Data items
-*-*-

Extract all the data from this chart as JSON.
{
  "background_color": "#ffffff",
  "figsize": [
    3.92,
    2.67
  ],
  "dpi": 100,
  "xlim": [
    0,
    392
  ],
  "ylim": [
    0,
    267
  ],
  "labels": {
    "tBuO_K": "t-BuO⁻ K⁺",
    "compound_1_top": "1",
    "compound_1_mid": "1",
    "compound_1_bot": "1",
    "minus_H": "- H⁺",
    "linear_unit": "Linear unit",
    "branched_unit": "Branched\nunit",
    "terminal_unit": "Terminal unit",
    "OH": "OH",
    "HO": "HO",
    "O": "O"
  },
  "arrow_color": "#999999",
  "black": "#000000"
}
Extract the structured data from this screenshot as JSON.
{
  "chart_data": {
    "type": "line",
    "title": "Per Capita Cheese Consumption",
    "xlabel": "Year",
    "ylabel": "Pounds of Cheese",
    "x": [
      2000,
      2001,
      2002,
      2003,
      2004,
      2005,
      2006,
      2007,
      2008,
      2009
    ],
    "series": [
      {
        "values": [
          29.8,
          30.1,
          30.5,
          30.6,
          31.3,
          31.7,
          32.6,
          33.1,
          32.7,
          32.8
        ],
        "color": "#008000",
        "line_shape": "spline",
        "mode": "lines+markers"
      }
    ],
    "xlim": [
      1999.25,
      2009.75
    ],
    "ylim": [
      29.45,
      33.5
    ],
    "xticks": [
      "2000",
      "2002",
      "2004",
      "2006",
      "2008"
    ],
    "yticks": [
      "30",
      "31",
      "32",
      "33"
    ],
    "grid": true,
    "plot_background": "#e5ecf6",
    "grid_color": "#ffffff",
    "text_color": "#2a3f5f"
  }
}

-*-*-

• [PROBLEM DESCRIPTION]:
Write an exact transcription of every entry above.

• [THE SOLUTION]:
Extract all the data from this chart as JSON.
{
  "background_color": "#ffffff",
  "figsize": [
    3.92,
    2.67
  ],
  "dpi": 100,
  "xlim": [
    0,
    392
  ],
  "ylim": [
    0,
    267
  ],
  "labels": {
    "tBuO_K": "t-BuO⁻ K⁺",
    "compound_1_top": "1",
    "compound_1_mid": "1",
    "compound_1_bot": "1",
    "minus_H": "- H⁺",
    "linear_unit": "Linear unit",
    "branched_unit": "Branched\nunit",
    "terminal_unit": "Terminal unit",
    "OH": "OH",
    "HO": "HO",
    "O": "O"
  },
  "arrow_color": "#999999",
  "black": "#000000"
}
Extract the structured data from this screenshot as JSON.
{
  "chart_data": {
    "type": "line",
    "title": "Per Capita Cheese Consumption",
    "xlabel": "Year",
    "ylabel": "Pounds of Cheese",
    "x": [
      2000,
      2001,
      2002,
      2003,
      2004,
      2005,
      2006,
      2007,
      2008,
      2009
    ],
    "series": [
      {
        "values": [
          29.8,
          30.1,
          30.5,
          30.6,
          31.3,
          31.7,
          32.6,
          33.1,
          32.7,
          32.8
        ],
        "color": "#008000",
        "line_shape": "spline",
        "mode": "lines+markers"
      }
    ],
    "xlim": [
      1999.25,
      2009.75
    ],
    "ylim": [
      29.45,
      33.5
    ],
    "xticks": [
      "2000",
      "2002",
      "2004",
      "2006",
      "2008"
    ],
    "yticks": [
      "30",
      "31",
      "32",
      "33"
    ],
    "grid": true,
    "plot_background": "#e5ecf6",
    "grid_color": "#ffffff",
    "text_color": "#2a3f5f"
  }
}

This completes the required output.